== Exercise description ==
Note each line that includes the word "services". Copy those lines.

■ ■ ■ ■ ■

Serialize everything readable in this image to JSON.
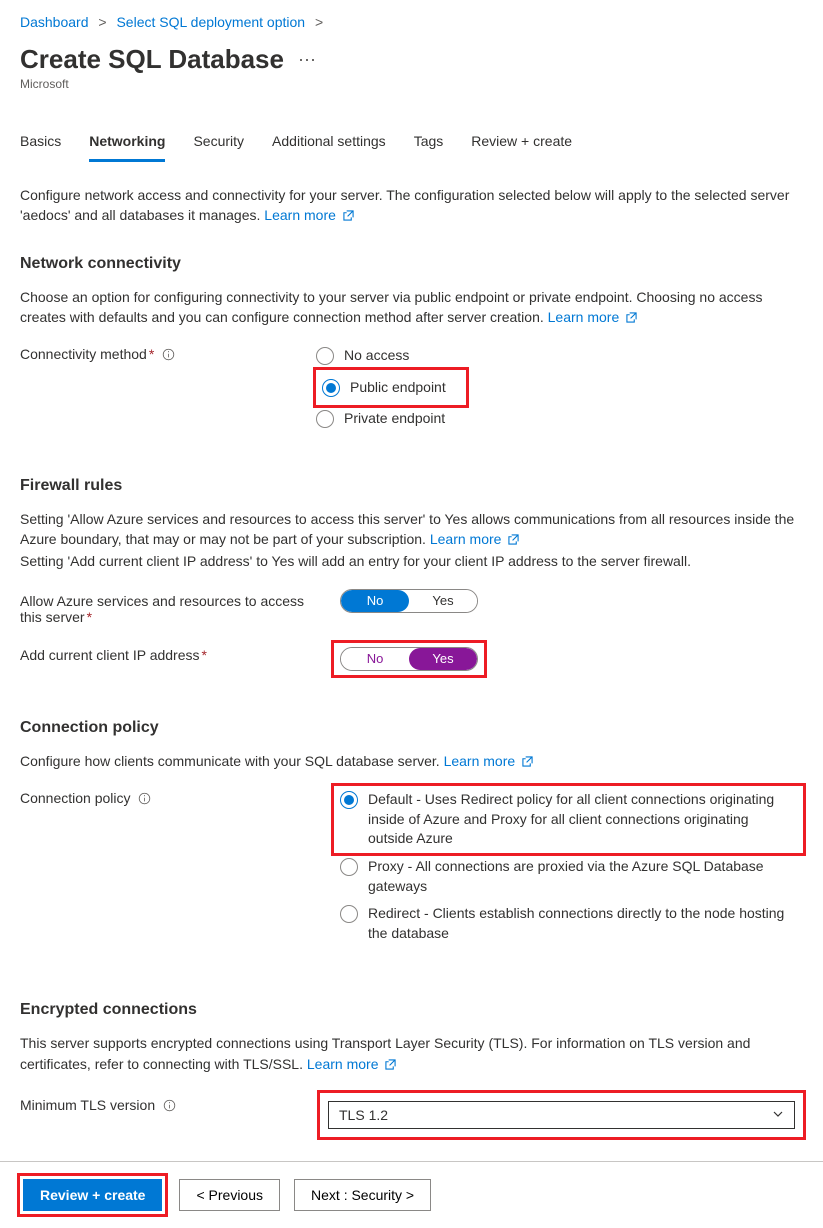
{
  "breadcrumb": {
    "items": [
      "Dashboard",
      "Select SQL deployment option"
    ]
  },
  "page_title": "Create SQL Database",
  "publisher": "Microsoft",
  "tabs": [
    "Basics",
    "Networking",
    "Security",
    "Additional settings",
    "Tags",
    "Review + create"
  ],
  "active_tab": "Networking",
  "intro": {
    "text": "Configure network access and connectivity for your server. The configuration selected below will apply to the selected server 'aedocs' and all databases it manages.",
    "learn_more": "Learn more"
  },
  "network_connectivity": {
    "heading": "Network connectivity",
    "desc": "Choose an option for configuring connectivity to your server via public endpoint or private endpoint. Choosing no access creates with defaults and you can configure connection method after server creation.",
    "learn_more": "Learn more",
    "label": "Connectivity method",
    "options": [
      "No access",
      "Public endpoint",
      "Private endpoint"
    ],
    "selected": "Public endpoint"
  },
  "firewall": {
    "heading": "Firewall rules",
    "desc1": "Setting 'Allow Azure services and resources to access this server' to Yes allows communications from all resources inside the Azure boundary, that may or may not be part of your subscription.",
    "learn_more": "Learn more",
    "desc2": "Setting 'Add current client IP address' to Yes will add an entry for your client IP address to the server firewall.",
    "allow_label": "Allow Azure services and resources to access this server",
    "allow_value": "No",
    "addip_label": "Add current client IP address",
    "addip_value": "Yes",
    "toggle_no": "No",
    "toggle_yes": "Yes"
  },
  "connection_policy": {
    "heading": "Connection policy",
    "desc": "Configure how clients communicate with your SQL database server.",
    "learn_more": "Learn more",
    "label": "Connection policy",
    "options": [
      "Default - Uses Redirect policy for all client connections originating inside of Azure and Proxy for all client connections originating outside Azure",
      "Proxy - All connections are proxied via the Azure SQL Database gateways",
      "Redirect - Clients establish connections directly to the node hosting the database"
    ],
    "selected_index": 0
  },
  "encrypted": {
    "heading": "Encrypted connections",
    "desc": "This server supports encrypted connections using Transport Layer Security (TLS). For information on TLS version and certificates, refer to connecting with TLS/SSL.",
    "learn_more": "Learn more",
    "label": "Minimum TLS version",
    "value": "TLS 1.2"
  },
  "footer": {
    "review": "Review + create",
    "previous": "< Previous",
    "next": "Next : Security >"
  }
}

■ ■ ■ ■ ■

== Answer to this task ==
    "desc1": "Setting 'Allow Azure services and resources to access this server' to Yes allows communications from all resources inside the Azure boundary, that may or may not be part of your subscription.",
    "allow_label": "Allow Azure services and resources to access this server",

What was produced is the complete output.